▶ [Given problem] Write out the material exactly, leaving every picture behind.
----
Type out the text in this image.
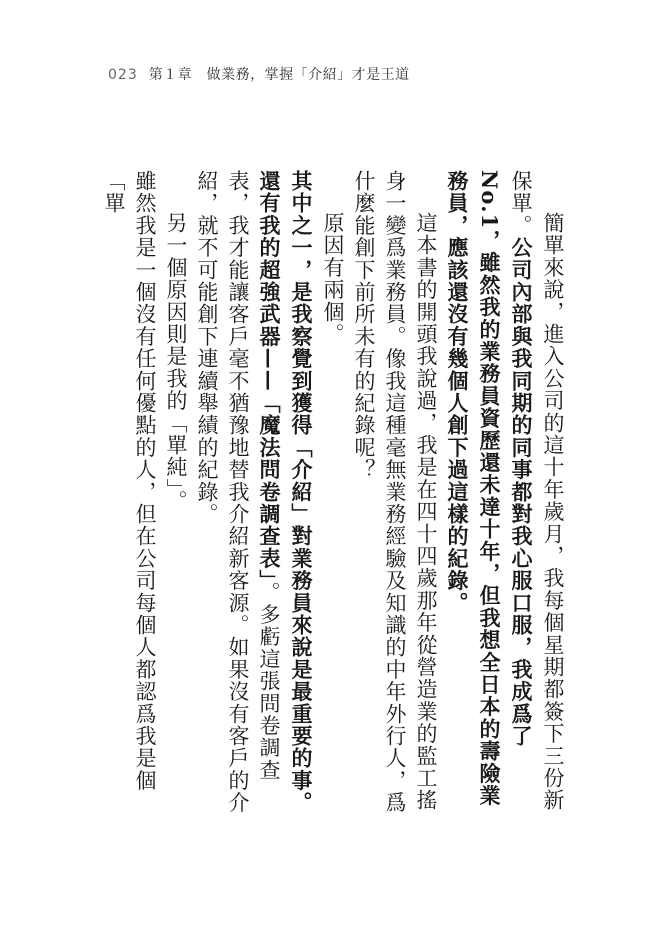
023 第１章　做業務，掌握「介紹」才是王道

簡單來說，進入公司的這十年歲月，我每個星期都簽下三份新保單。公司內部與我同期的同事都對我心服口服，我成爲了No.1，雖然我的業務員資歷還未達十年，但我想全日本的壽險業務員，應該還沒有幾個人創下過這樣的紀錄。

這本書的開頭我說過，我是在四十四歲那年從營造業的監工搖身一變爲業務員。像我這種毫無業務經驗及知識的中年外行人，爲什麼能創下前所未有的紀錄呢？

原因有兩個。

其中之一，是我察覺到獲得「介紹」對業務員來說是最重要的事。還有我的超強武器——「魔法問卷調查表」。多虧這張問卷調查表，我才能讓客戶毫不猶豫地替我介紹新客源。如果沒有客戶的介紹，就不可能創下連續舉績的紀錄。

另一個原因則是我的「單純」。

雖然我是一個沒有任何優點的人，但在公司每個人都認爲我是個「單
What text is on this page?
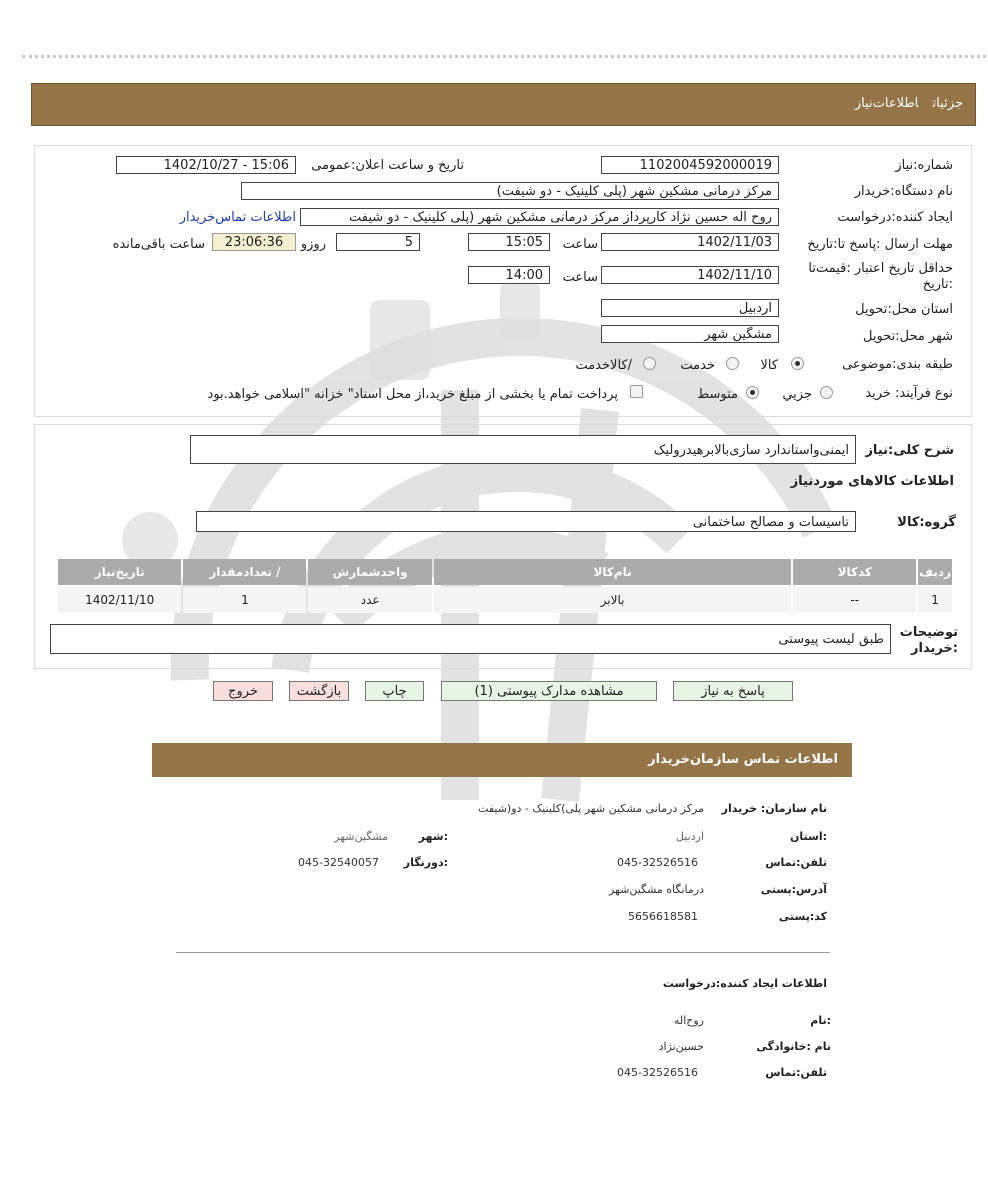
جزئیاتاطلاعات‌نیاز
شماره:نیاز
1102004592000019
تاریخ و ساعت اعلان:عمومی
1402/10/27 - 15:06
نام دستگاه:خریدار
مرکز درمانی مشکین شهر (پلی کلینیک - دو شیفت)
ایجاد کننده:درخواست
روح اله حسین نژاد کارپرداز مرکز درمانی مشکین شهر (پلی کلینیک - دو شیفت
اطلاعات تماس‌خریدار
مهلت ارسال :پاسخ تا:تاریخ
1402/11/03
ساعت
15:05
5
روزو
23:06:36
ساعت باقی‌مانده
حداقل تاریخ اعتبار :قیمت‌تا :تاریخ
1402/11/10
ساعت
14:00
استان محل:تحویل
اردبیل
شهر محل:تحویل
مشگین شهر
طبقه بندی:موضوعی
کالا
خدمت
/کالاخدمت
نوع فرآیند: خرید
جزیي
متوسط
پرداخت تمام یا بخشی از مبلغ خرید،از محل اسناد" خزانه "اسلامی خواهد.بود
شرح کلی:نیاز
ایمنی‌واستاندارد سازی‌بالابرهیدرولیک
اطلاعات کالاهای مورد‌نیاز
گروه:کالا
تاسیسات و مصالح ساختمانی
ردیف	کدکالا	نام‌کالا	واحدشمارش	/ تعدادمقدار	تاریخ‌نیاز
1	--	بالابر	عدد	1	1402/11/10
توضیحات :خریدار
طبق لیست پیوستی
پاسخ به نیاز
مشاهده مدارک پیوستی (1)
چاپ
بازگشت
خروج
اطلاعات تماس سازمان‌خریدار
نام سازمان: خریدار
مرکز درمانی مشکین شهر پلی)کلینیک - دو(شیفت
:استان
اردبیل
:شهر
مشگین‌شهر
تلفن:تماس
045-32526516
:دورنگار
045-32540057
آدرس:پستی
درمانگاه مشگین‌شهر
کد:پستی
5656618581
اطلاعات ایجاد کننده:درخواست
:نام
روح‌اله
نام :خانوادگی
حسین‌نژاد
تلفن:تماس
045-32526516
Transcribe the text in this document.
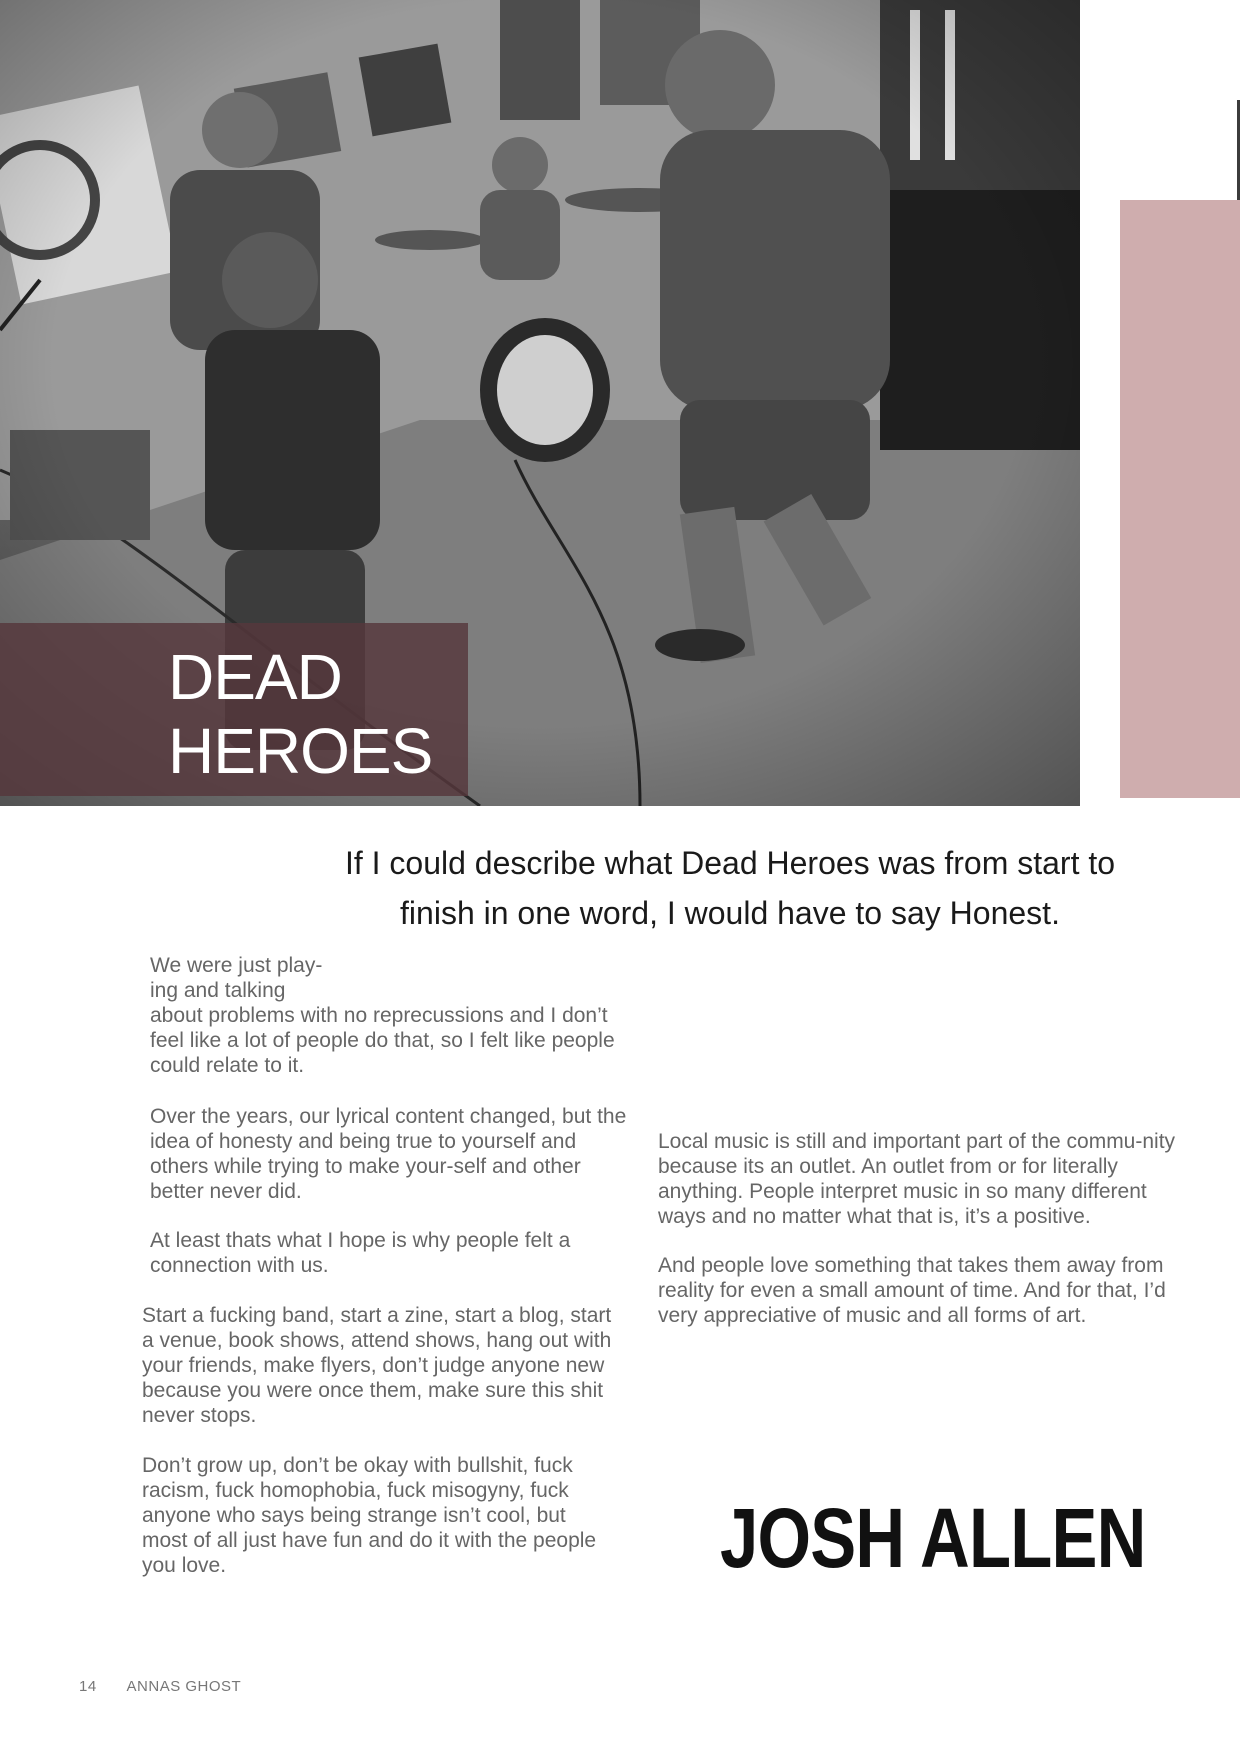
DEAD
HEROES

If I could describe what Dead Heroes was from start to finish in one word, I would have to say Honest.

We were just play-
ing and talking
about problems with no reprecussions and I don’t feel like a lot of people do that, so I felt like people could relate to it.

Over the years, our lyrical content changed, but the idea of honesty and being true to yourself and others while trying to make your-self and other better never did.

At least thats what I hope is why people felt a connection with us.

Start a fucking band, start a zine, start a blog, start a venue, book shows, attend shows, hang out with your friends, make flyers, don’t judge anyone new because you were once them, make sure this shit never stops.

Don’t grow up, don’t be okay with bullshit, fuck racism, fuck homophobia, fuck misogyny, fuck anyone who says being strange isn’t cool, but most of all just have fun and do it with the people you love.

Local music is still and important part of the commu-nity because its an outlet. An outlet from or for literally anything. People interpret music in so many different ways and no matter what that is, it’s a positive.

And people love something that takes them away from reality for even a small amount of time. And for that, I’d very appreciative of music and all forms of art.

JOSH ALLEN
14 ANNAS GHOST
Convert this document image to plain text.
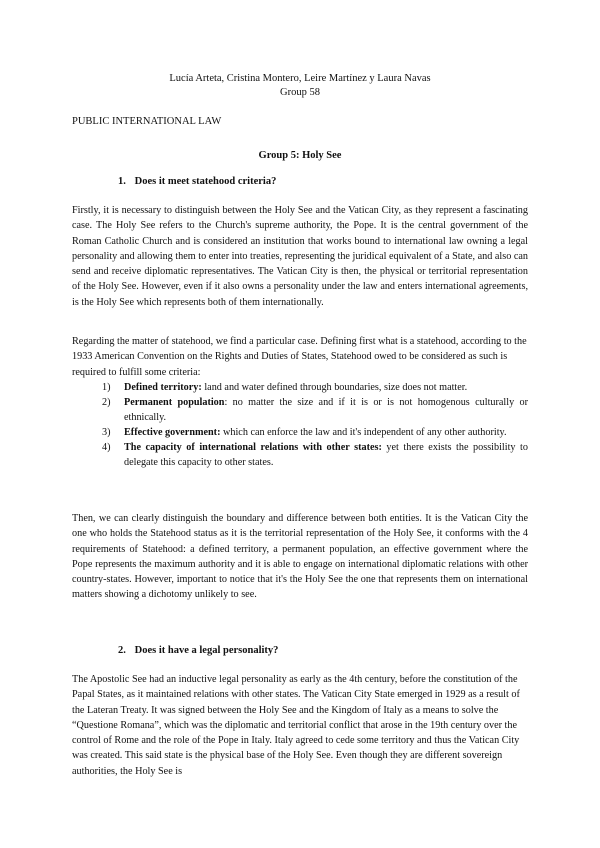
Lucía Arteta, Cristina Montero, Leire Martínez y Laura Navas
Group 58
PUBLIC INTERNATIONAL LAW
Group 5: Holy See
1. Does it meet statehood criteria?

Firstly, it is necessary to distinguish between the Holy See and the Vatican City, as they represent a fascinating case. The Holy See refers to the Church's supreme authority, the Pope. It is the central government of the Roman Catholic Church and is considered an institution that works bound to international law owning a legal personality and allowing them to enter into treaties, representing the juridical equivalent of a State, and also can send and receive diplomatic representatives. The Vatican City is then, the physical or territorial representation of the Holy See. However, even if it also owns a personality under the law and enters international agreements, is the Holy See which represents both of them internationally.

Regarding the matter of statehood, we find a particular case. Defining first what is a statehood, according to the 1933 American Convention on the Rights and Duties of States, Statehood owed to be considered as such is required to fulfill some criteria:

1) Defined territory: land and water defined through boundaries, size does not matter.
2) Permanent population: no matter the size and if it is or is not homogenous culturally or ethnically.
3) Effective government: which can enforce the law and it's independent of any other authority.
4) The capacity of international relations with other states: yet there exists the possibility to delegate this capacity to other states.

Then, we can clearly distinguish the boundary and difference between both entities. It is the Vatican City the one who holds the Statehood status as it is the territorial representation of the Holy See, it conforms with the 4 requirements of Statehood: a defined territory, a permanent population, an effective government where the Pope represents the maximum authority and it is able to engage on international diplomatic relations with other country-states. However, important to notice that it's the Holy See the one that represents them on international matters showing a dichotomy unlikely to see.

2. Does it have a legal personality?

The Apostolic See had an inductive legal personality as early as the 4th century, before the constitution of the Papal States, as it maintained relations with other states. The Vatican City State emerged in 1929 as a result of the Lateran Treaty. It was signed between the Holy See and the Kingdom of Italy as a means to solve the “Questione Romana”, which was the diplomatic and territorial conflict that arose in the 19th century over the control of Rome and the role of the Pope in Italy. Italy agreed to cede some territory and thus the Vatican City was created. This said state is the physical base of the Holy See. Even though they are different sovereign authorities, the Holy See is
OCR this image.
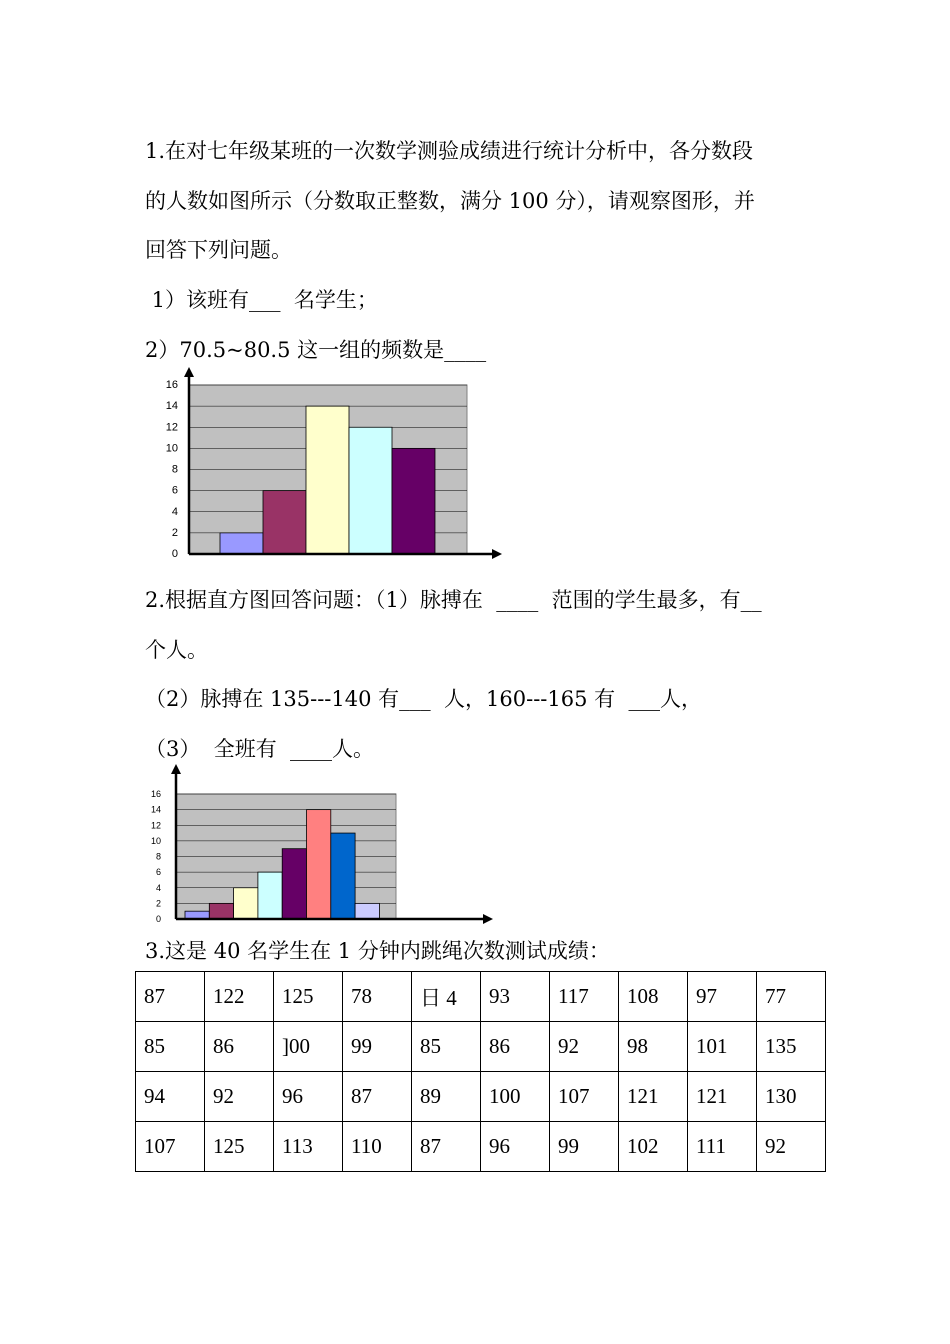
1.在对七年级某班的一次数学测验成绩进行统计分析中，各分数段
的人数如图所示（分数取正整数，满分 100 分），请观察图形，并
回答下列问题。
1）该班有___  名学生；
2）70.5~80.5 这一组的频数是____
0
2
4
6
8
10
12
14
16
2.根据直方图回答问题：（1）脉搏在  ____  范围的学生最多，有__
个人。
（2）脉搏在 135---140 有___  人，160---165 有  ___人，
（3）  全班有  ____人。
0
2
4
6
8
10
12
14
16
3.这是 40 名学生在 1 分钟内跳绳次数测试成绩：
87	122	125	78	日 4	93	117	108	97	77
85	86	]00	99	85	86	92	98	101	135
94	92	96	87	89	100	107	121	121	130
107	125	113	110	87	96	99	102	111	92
----
▶ [Result below]
Type out the text in this image.
023 第１章　做業務，掌握「介紹」才是王道

簡單來說，進入公司的這十年歲月，我每個星期都簽下三份新保單。公司內部與我同期的同事都對我心服口服，我成爲了No.1，雖然我的業務員資歷還未達十年，但我想全日本的壽險業務員，應該還沒有幾個人創下過這樣的紀錄。

這本書的開頭我說過，我是在四十四歲那年從營造業的監工搖身一變爲業務員。像我這種毫無業務經驗及知識的中年外行人，爲什麼能創下前所未有的紀錄呢？

原因有兩個。

其中之一，是我察覺到獲得「介紹」對業務員來說是最重要的事。還有我的超強武器——「魔法問卷調查表」。多虧這張問卷調查表，我才能讓客戶毫不猶豫地替我介紹新客源。如果沒有客戶的介紹，就不可能創下連續舉績的紀錄。

另一個原因則是我的「單純」。

雖然我是一個沒有任何優點的人，但在公司每個人都認爲我是個「單
What text is on this page?
جزئیاتاطلاعات‌نیاز
شماره:نیاز
1102004592000019
تاریخ و ساعت اعلان:عمومی
1402/10/27 - 15:06
نام دستگاه:خریدار
مرکز درمانی مشکین شهر (پلی کلینیک - دو شیفت)
ایجاد کننده:درخواست
روح اله حسین نژاد کارپرداز مرکز درمانی مشکین شهر (پلی کلینیک - دو شیفت
اطلاعات تماس‌خریدار
مهلت ارسال :پاسخ تا:تاریخ
1402/11/03
ساعت
15:05
5
روزو
23:06:36
ساعت باقی‌مانده
حداقل تاریخ اعتبار :قیمت‌تا :تاریخ
1402/11/10
ساعت
14:00
استان محل:تحویل
اردبیل
شهر محل:تحویل
مشگین شهر
طبقه بندی:موضوعی
کالا
خدمت
/کالاخدمت
نوع فرآیند: خرید
جزیي
متوسط
پرداخت تمام یا بخشی از مبلغ خرید،از محل اسناد" خزانه "اسلامی خواهد.بود
شرح کلی:نیاز
ایمنی‌واستاندارد سازی‌بالابرهیدرولیک
اطلاعات کالاهای مورد‌نیاز
گروه:کالا
تاسیسات و مصالح ساختمانی
ردیف	کدکالا	نام‌کالا	واحدشمارش	/ تعدادمقدار	تاریخ‌نیاز
1	--	بالابر	عدد	1	1402/11/10
توضیحات :خریدار
طبق لیست پیوستی
پاسخ به نیاز
مشاهده مدارک پیوستی (1)
چاپ
بازگشت
خروج
اطلاعات تماس سازمان‌خریدار
نام سازمان: خریدار
مرکز درمانی مشکین شهر پلی)کلینیک - دو(شیفت
:استان
اردبیل
:شهر
مشگین‌شهر
تلفن:تماس
045-32526516
:دورنگار
045-32540057
آدرس:پستی
درمانگاه مشگین‌شهر
کد:پستی
5656618581
اطلاعات ایجاد کننده:درخواست
:نام
روح‌اله
نام :خانوادگی
حسین‌نژاد
تلفن:تماس
045-32526516
Transcribe the text in this document.
DEAD
HEROES

If I could describe what Dead Heroes was from start to finish in one word, I would have to say Honest.

We were just play-
ing and talking
about problems with no reprecussions and I don’t feel like a lot of people do that, so I felt like people could relate to it.

Over the years, our lyrical content changed, but the idea of honesty and being true to yourself and others while trying to make your-self and other better never did.

At least thats what I hope is why people felt a connection with us.

Start a fucking band, start a zine, start a blog, start a venue, book shows, attend shows, hang out with your friends, make flyers, don’t judge anyone new because you were once them, make sure this shit never stops.

Don’t grow up, don’t be okay with bullshit, fuck racism, fuck homophobia, fuck misogyny, fuck anyone who says being strange isn’t cool, but most of all just have fun and do it with the people you love.

Local music is still and important part of the commu-nity because its an outlet. An outlet from or for literally anything. People interpret music in so many different ways and no matter what that is, it’s a positive.

And people love something that takes them away from reality for even a small amount of time. And for that, I’d very appreciative of music and all forms of art.

JOSH ALLEN
14 ANNAS GHOST
Convert this document image to plain text.
Lucía Arteta, Cristina Montero, Leire Martínez y Laura Navas
Group 58
PUBLIC INTERNATIONAL LAW
Group 5: Holy See
1. Does it meet statehood criteria?

Firstly, it is necessary to distinguish between the Holy See and the Vatican City, as they represent a fascinating case. The Holy See refers to the Church's supreme authority, the Pope. It is the central government of the Roman Catholic Church and is considered an institution that works bound to international law owning a legal personality and allowing them to enter into treaties, representing the juridical equivalent of a State, and also can send and receive diplomatic representatives. The Vatican City is then, the physical or territorial representation of the Holy See. However, even if it also owns a personality under the law and enters international agreements, is the Holy See which represents both of them internationally.

Regarding the matter of statehood, we find a particular case. Defining first what is a statehood, according to the 1933 American Convention on the Rights and Duties of States, Statehood owed to be considered as such is required to fulfill some criteria:

1) Defined territory: land and water defined through boundaries, size does not matter.
2) Permanent population: no matter the size and if it is or is not homogenous culturally or ethnically.
3) Effective government: which can enforce the law and it's independent of any other authority.
4) The capacity of international relations with other states: yet there exists the possibility to delegate this capacity to other states.

Then, we can clearly distinguish the boundary and difference between both entities. It is the Vatican City the one who holds the Statehood status as it is the territorial representation of the Holy See, it conforms with the 4 requirements of Statehood: a defined territory, a permanent population, an effective government where the Pope represents the maximum authority and it is able to engage on international diplomatic relations with other country-states. However, important to notice that it's the Holy See the one that represents them on international matters showing a dichotomy unlikely to see.

2. Does it have a legal personality?

The Apostolic See had an inductive legal personality as early as the 4th century, before the constitution of the Papal States, as it maintained relations with other states. The Vatican City State emerged in 1929 as a result of the Lateran Treaty. It was signed between the Holy See and the Kingdom of Italy as a means to solve the “Questione Romana”, which was the diplomatic and territorial conflict that arose in the 19th century over the control of Rome and the role of the Pope in Italy. Italy agreed to cede some territory and thus the Vatican City was created. This said state is the physical base of the Holy See. Even though they are different sovereign authorities, the Holy See is
OCR this image.
1.在对七年级某班的一次数学测验成绩进行统计分析中，各分数段
的人数如图所示（分数取正整数，满分 100 分），请观察图形，并
回答下列问题。
1）该班有___  名学生；
2）70.5~80.5 这一组的频数是____
0
2
4
6
8
10
12
14
16
2.根据直方图回答问题：（1）脉搏在  ____  范围的学生最多，有__
个人。
（2）脉搏在 135---140 有___  人，160---165 有  ___人，
（3）  全班有  ____人。
0
2
4
6
8
10
12
14
16
3.这是 40 名学生在 1 分钟内跳绳次数测试成绩：
87	122	125	78	日 4	93	117	108	97	77
85	86	]00	99	85	86	92	98	101	135
94	92	96	87	89	100	107	121	121	130
107	125	113	110	87	96	99	102	111	92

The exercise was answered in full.